───── RECORDS TO PROCESS

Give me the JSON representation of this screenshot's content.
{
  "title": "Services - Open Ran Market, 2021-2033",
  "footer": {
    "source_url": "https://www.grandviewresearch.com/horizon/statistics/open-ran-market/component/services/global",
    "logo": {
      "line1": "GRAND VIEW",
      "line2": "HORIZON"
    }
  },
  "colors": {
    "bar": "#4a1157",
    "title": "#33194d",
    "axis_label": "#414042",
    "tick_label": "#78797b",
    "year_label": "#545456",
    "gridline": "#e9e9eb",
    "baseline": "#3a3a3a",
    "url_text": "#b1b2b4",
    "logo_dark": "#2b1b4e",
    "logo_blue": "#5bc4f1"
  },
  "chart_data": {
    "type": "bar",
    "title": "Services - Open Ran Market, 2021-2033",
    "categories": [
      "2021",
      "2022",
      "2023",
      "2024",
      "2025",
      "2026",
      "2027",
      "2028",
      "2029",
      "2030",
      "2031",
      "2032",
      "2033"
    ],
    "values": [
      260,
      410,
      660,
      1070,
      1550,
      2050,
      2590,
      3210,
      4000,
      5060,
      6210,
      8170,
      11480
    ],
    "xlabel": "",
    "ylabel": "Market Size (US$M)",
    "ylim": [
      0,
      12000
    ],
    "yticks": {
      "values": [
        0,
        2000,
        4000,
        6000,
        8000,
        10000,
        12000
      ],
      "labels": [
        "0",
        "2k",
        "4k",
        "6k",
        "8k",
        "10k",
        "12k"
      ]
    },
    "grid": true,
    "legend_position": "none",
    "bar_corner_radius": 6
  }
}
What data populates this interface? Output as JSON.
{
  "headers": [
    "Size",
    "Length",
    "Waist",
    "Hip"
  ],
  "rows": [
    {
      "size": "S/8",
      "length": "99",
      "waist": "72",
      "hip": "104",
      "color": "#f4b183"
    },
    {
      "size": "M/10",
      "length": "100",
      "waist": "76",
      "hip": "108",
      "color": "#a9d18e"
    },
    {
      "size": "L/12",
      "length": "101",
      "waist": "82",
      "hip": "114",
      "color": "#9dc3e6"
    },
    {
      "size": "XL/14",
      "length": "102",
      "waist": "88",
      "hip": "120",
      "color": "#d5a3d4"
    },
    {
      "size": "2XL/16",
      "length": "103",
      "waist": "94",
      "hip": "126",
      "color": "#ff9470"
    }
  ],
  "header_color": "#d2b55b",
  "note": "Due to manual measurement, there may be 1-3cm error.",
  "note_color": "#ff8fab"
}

──────────

● **REQUIRED TASK**
Print the material once more, exactly.

● **RESPONSE TO THIS TASK**
Give me the JSON representation of this screenshot's content.
{
  "title": "Services - Open Ran Market, 2021-2033",
  "footer": {
    "source_url": "https://www.grandviewresearch.com/horizon/statistics/open-ran-market/component/services/global",
    "logo": {
      "line1": "GRAND VIEW",
      "line2": "HORIZON"
    }
  },
  "colors": {
    "bar": "#4a1157",
    "title": "#33194d",
    "axis_label": "#414042",
    "tick_label": "#78797b",
    "year_label": "#545456",
    "gridline": "#e9e9eb",
    "baseline": "#3a3a3a",
    "url_text": "#b1b2b4",
    "logo_dark": "#2b1b4e",
    "logo_blue": "#5bc4f1"
  },
  "chart_data": {
    "type": "bar",
    "title": "Services - Open Ran Market, 2021-2033",
    "categories": [
      "2021",
      "2022",
      "2023",
      "2024",
      "2025",
      "2026",
      "2027",
      "2028",
      "2029",
      "2030",
      "2031",
      "2032",
      "2033"
    ],
    "values": [
      260,
      410,
      660,
      1070,
      1550,
      2050,
      2590,
      3210,
      4000,
      5060,
      6210,
      8170,
      11480
    ],
    "xlabel": "",
    "ylabel": "Market Size (US$M)",
    "ylim": [
      0,
      12000
    ],
    "yticks": {
      "values": [
        0,
        2000,
        4000,
        6000,
        8000,
        10000,
        12000
      ],
      "labels": [
        "0",
        "2k",
        "4k",
        "6k",
        "8k",
        "10k",
        "12k"
      ]
    },
    "grid": true,
    "legend_position": "none",
    "bar_corner_radius": 6
  }
}
What data populates this interface? Output as JSON.
{
  "headers": [
    "Size",
    "Length",
    "Waist",
    "Hip"
  ],
  "rows": [
    {
      "size": "S/8",
      "length": "99",
      "waist": "72",
      "hip": "104",
      "color": "#f4b183"
    },
    {
      "size": "M/10",
      "length": "100",
      "waist": "76",
      "hip": "108",
      "color": "#a9d18e"
    },
    {
      "size": "L/12",
      "length": "101",
      "waist": "82",
      "hip": "114",
      "color": "#9dc3e6"
    },
    {
      "size": "XL/14",
      "length": "102",
      "waist": "88",
      "hip": "120",
      "color": "#d5a3d4"
    },
    {
      "size": "2XL/16",
      "length": "103",
      "waist": "94",
      "hip": "126",
      "color": "#ff9470"
    }
  ],
  "header_color": "#d2b55b",
  "note": "Due to manual measurement, there may be 1-3cm error.",
  "note_color": "#ff8fab"
}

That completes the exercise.